>> START

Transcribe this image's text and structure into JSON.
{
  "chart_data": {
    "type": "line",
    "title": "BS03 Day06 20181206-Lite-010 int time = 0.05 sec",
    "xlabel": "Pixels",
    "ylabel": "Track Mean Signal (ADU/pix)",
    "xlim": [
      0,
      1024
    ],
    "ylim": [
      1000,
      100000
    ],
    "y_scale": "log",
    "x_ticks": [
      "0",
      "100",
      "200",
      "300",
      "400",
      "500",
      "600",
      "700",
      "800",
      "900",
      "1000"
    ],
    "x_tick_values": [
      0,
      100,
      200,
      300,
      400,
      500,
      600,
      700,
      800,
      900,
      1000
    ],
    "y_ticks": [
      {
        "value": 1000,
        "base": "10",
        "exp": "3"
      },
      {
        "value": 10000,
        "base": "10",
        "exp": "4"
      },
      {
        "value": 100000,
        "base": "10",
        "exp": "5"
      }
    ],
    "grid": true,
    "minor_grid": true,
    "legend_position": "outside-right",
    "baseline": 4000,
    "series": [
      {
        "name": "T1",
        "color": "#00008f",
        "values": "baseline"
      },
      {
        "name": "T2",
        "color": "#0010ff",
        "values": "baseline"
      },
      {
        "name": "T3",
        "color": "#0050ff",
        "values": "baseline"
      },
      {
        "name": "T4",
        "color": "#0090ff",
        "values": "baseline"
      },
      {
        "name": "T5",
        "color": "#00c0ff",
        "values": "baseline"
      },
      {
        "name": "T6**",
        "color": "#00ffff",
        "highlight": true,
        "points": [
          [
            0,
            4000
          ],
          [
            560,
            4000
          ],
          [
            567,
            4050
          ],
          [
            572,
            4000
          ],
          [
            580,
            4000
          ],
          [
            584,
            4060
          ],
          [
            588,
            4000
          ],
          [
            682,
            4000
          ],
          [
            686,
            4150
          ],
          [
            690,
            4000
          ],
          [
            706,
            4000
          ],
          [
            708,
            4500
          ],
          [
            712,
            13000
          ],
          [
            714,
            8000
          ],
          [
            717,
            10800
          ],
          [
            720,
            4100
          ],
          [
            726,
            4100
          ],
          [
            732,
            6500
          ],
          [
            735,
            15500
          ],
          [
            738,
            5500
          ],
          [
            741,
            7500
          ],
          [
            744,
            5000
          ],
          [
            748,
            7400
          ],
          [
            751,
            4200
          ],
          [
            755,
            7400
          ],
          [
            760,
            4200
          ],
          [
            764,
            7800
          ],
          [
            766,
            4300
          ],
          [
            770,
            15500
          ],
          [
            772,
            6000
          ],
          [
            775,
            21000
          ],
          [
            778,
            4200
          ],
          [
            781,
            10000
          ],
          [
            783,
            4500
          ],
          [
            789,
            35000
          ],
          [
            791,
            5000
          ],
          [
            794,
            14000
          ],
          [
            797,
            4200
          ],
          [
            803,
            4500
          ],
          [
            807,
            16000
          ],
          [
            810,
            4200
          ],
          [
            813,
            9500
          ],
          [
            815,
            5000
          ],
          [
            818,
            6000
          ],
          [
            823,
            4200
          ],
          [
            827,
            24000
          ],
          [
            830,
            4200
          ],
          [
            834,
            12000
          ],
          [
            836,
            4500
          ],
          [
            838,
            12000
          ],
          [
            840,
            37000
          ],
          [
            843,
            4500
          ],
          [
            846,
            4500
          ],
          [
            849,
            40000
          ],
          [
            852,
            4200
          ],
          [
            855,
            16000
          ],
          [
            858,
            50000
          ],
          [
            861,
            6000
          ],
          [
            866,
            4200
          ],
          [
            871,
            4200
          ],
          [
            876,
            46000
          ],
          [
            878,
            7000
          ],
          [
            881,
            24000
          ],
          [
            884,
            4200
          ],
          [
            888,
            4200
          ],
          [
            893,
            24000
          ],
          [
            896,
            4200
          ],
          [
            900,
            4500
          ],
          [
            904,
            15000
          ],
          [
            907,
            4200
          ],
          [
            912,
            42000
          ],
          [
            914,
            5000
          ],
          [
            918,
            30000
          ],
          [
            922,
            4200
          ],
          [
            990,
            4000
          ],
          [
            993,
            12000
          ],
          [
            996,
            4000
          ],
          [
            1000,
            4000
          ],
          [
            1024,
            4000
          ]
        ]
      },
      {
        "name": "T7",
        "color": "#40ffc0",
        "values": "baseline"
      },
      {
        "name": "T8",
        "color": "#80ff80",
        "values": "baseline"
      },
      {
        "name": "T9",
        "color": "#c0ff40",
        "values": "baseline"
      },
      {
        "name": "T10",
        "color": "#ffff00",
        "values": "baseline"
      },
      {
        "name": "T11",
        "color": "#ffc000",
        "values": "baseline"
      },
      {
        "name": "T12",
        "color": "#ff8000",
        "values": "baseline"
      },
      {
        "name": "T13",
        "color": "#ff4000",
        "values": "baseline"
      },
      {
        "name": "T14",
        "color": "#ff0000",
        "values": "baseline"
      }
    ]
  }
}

>> END

**To do**
List every line from the entries above in which "true" appears.

**Task answer**
    "grid": true,
    "minor_grid": true,
        "highlight": true,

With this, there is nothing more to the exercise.